---------- Data rows

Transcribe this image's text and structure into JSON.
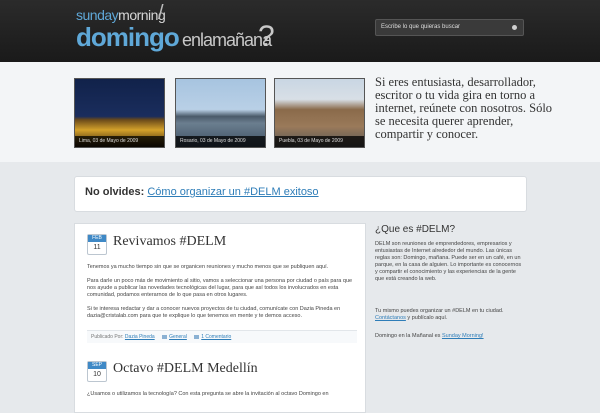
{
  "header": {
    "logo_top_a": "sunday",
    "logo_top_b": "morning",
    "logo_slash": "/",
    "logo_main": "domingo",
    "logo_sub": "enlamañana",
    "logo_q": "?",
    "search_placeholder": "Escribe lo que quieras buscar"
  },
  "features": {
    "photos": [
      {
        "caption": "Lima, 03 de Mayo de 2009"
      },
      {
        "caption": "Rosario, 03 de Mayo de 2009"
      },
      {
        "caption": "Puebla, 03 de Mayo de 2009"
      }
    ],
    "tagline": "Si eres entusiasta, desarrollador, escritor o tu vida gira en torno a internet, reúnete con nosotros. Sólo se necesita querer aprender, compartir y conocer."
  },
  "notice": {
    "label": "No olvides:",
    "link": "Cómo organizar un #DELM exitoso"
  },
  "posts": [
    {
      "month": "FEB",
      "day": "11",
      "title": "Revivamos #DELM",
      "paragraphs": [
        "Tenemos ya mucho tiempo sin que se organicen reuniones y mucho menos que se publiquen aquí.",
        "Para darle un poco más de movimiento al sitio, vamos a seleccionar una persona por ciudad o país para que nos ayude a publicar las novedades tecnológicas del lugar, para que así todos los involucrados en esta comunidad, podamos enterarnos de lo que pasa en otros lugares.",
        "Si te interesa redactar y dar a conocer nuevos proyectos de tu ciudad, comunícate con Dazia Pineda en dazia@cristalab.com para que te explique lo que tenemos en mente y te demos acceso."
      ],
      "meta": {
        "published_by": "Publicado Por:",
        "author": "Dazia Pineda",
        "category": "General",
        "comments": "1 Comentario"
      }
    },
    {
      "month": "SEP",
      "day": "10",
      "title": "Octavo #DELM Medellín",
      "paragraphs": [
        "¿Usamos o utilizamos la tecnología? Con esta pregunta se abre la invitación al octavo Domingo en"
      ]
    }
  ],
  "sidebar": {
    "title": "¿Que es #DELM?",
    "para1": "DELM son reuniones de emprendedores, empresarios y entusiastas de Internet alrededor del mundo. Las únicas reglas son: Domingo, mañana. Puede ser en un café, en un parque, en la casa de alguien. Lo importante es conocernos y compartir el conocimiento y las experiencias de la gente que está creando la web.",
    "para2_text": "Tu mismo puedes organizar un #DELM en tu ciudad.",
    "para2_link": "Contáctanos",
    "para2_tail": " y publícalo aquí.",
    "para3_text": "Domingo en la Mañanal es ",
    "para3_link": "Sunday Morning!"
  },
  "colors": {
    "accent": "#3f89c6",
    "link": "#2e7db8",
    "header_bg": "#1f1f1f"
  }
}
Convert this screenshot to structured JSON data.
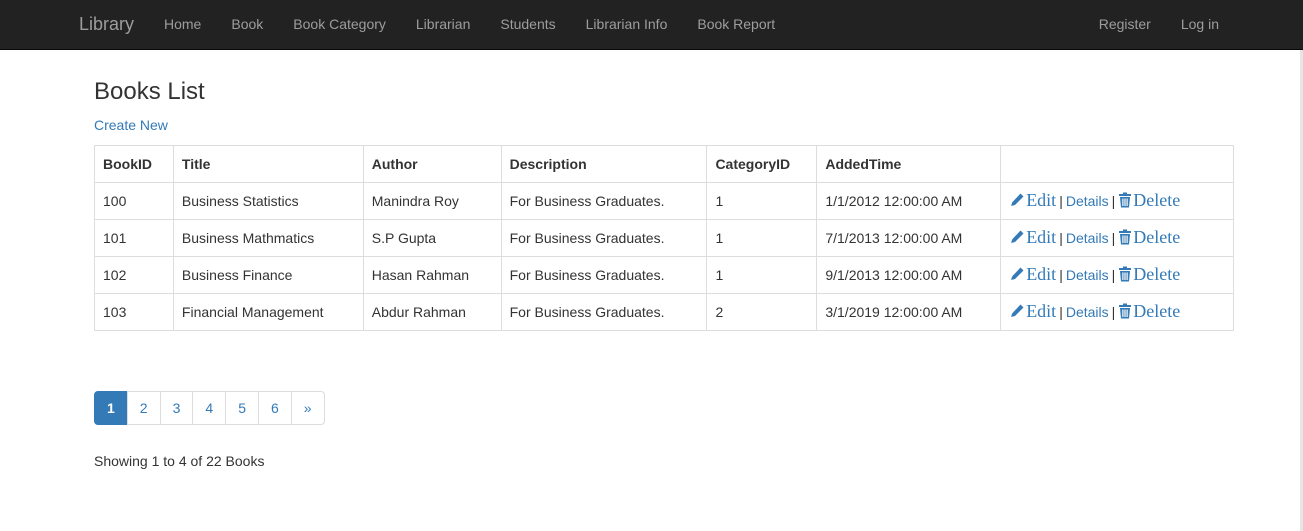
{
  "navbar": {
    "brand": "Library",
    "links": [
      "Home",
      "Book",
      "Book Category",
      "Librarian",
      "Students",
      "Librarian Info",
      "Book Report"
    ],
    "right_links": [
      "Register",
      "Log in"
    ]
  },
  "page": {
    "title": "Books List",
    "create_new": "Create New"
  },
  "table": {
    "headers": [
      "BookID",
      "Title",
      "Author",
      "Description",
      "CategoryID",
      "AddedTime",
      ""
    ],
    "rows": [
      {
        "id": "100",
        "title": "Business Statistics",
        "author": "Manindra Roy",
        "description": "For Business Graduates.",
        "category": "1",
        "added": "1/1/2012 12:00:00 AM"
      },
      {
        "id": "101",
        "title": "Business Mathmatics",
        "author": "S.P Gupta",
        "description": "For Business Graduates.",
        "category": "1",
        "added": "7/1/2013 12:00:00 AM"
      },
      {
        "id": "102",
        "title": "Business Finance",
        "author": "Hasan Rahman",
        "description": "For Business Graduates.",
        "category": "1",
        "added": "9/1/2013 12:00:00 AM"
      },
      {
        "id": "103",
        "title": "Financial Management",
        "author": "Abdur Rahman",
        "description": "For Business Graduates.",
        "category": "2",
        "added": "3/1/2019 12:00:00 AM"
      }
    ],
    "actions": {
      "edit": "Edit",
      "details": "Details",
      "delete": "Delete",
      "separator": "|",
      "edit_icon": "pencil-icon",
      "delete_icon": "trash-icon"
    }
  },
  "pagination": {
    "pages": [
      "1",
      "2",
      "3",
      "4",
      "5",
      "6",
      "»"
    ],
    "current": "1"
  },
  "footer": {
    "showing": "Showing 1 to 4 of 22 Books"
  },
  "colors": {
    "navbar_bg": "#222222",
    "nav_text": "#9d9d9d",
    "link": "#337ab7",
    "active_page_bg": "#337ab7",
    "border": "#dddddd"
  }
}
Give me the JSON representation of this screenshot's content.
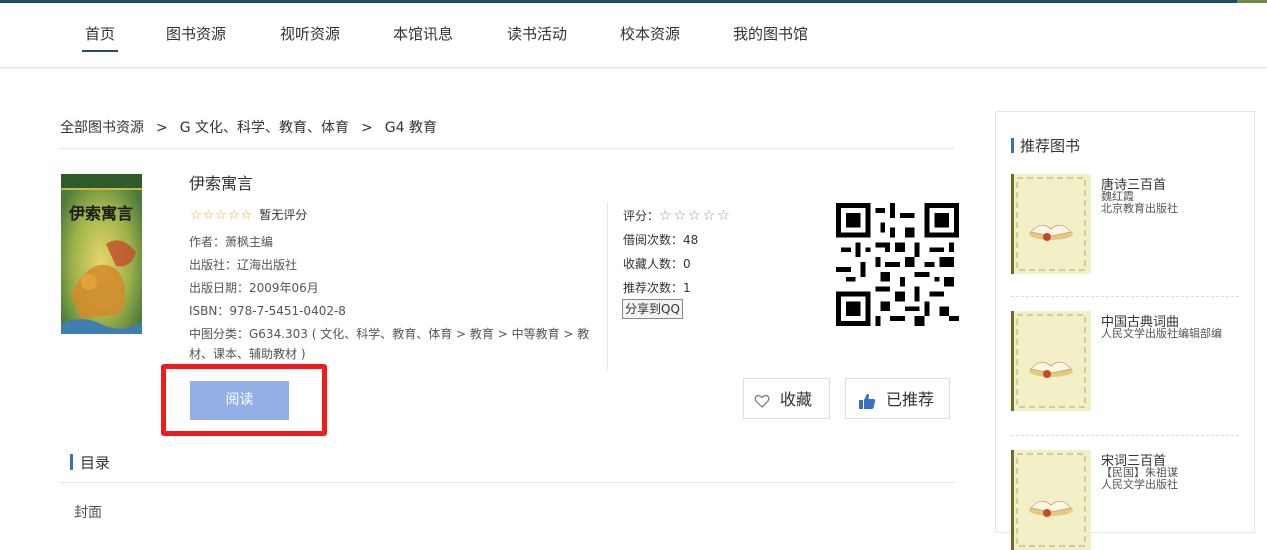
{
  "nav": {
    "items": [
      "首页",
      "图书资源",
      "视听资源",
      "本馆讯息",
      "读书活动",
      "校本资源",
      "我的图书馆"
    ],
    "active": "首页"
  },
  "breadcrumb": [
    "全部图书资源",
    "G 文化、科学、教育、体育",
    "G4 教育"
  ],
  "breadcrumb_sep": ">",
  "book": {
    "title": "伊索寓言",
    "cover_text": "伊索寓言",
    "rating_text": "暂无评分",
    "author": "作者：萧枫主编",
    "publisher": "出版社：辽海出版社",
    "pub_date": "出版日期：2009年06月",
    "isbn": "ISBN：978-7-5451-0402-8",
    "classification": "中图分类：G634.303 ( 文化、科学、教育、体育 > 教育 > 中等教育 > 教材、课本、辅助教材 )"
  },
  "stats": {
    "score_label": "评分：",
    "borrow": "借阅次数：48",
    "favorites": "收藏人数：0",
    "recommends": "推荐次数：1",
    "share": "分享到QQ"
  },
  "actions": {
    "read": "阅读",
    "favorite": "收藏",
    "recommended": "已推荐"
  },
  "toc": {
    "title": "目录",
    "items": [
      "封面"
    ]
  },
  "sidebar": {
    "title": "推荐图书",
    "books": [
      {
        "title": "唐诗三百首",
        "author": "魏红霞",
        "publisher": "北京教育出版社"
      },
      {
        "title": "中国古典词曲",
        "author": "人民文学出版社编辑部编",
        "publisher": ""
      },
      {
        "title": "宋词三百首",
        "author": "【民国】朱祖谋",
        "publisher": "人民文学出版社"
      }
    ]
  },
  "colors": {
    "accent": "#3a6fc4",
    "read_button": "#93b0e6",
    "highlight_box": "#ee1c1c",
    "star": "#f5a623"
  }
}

--------------------

» Goal: Quote the data exactly, leaving every image out of the copy.

» Answer below:
Transcribe this image's text and structure into JSON.
{
  "header": {
    "logo_top_a": "sunday",
    "logo_top_b": "morning",
    "logo_slash": "/",
    "logo_main": "domingo",
    "logo_sub": "enlamañana",
    "logo_q": "?",
    "search_placeholder": "Escribe lo que quieras buscar"
  },
  "features": {
    "photos": [
      {
        "caption": "Lima, 03 de Mayo de 2009"
      },
      {
        "caption": "Rosario, 03 de Mayo de 2009"
      },
      {
        "caption": "Puebla, 03 de Mayo de 2009"
      }
    ],
    "tagline": "Si eres entusiasta, desarrollador, escritor o tu vida gira en torno a internet, reúnete con nosotros. Sólo se necesita querer aprender, compartir y conocer."
  },
  "notice": {
    "label": "No olvides:",
    "link": "Cómo organizar un #DELM exitoso"
  },
  "posts": [
    {
      "month": "FEB",
      "day": "11",
      "title": "Revivamos #DELM",
      "paragraphs": [
        "Tenemos ya mucho tiempo sin que se organicen reuniones y mucho menos que se publiquen aquí.",
        "Para darle un poco más de movimiento al sitio, vamos a seleccionar una persona por ciudad o país para que nos ayude a publicar las novedades tecnológicas del lugar, para que así todos los involucrados en esta comunidad, podamos enterarnos de lo que pasa en otros lugares.",
        "Si te interesa redactar y dar a conocer nuevos proyectos de tu ciudad, comunícate con Dazia Pineda en dazia@cristalab.com para que te explique lo que tenemos en mente y te demos acceso."
      ],
      "meta": {
        "published_by": "Publicado Por:",
        "author": "Dazia Pineda",
        "category": "General",
        "comments": "1 Comentario"
      }
    },
    {
      "month": "SEP",
      "day": "10",
      "title": "Octavo #DELM Medellín",
      "paragraphs": [
        "¿Usamos o utilizamos la tecnología? Con esta pregunta se abre la invitación al octavo Domingo en"
      ]
    }
  ],
  "sidebar": {
    "title": "¿Que es #DELM?",
    "para1": "DELM son reuniones de emprendedores, empresarios y entusiastas de Internet alrededor del mundo. Las únicas reglas son: Domingo, mañana. Puede ser en un café, en un parque, en la casa de alguien. Lo importante es conocernos y compartir el conocimiento y las experiencias de la gente que está creando la web.",
    "para2_text": "Tu mismo puedes organizar un #DELM en tu ciudad.",
    "para2_link": "Contáctanos",
    "para2_tail": " y publícalo aquí.",
    "para3_text": "Domingo en la Mañanal es ",
    "para3_link": "Sunday Morning!"
  },
  "colors": {
    "accent": "#3f89c6",
    "link": "#2e7db8",
    "header_bg": "#1f1f1f"
  }
}
Convert this screenshot to structured JSON data.
{
  "navbar": {
    "brand": "Library",
    "links": [
      "Home",
      "Book",
      "Book Category",
      "Librarian",
      "Students",
      "Librarian Info",
      "Book Report"
    ],
    "right_links": [
      "Register",
      "Log in"
    ]
  },
  "page": {
    "title": "Books List",
    "create_new": "Create New"
  },
  "table": {
    "headers": [
      "BookID",
      "Title",
      "Author",
      "Description",
      "CategoryID",
      "AddedTime",
      ""
    ],
    "rows": [
      {
        "id": "100",
        "title": "Business Statistics",
        "author": "Manindra Roy",
        "description": "For Business Graduates.",
        "category": "1",
        "added": "1/1/2012 12:00:00 AM"
      },
      {
        "id": "101",
        "title": "Business Mathmatics",
        "author": "S.P Gupta",
        "description": "For Business Graduates.",
        "category": "1",
        "added": "7/1/2013 12:00:00 AM"
      },
      {
        "id": "102",
        "title": "Business Finance",
        "author": "Hasan Rahman",
        "description": "For Business Graduates.",
        "category": "1",
        "added": "9/1/2013 12:00:00 AM"
      },
      {
        "id": "103",
        "title": "Financial Management",
        "author": "Abdur Rahman",
        "description": "For Business Graduates.",
        "category": "2",
        "added": "3/1/2019 12:00:00 AM"
      }
    ],
    "actions": {
      "edit": "Edit",
      "details": "Details",
      "delete": "Delete",
      "separator": "|",
      "edit_icon": "pencil-icon",
      "delete_icon": "trash-icon"
    }
  },
  "pagination": {
    "pages": [
      "1",
      "2",
      "3",
      "4",
      "5",
      "6",
      "»"
    ],
    "current": "1"
  },
  "footer": {
    "showing": "Showing 1 to 4 of 22 Books"
  },
  "colors": {
    "navbar_bg": "#222222",
    "nav_text": "#9d9d9d",
    "link": "#337ab7",
    "active_page_bg": "#337ab7",
    "border": "#dddddd"
  }
}
Give me the JSON representation of this screenshot's content.
{
  "nav": {
    "items": [
      "首页",
      "图书资源",
      "视听资源",
      "本馆讯息",
      "读书活动",
      "校本资源",
      "我的图书馆"
    ],
    "active": "首页"
  },
  "breadcrumb": [
    "全部图书资源",
    "G 文化、科学、教育、体育",
    "G4 教育"
  ],
  "breadcrumb_sep": ">",
  "book": {
    "title": "伊索寓言",
    "cover_text": "伊索寓言",
    "rating_text": "暂无评分",
    "author": "作者：萧枫主编",
    "publisher": "出版社：辽海出版社",
    "pub_date": "出版日期：2009年06月",
    "isbn": "ISBN：978-7-5451-0402-8",
    "classification": "中图分类：G634.303 ( 文化、科学、教育、体育 > 教育 > 中等教育 > 教材、课本、辅助教材 )"
  },
  "stats": {
    "score_label": "评分：",
    "borrow": "借阅次数：48",
    "favorites": "收藏人数：0",
    "recommends": "推荐次数：1",
    "share": "分享到QQ"
  },
  "actions": {
    "read": "阅读",
    "favorite": "收藏",
    "recommended": "已推荐"
  },
  "toc": {
    "title": "目录",
    "items": [
      "封面"
    ]
  },
  "sidebar": {
    "title": "推荐图书",
    "books": [
      {
        "title": "唐诗三百首",
        "author": "魏红霞",
        "publisher": "北京教育出版社"
      },
      {
        "title": "中国古典词曲",
        "author": "人民文学出版社编辑部编",
        "publisher": ""
      },
      {
        "title": "宋词三百首",
        "author": "【民国】朱祖谋",
        "publisher": "人民文学出版社"
      }
    ]
  },
  "colors": {
    "accent": "#3a6fc4",
    "read_button": "#93b0e6",
    "highlight_box": "#ee1c1c",
    "star": "#f5a623"
  }
}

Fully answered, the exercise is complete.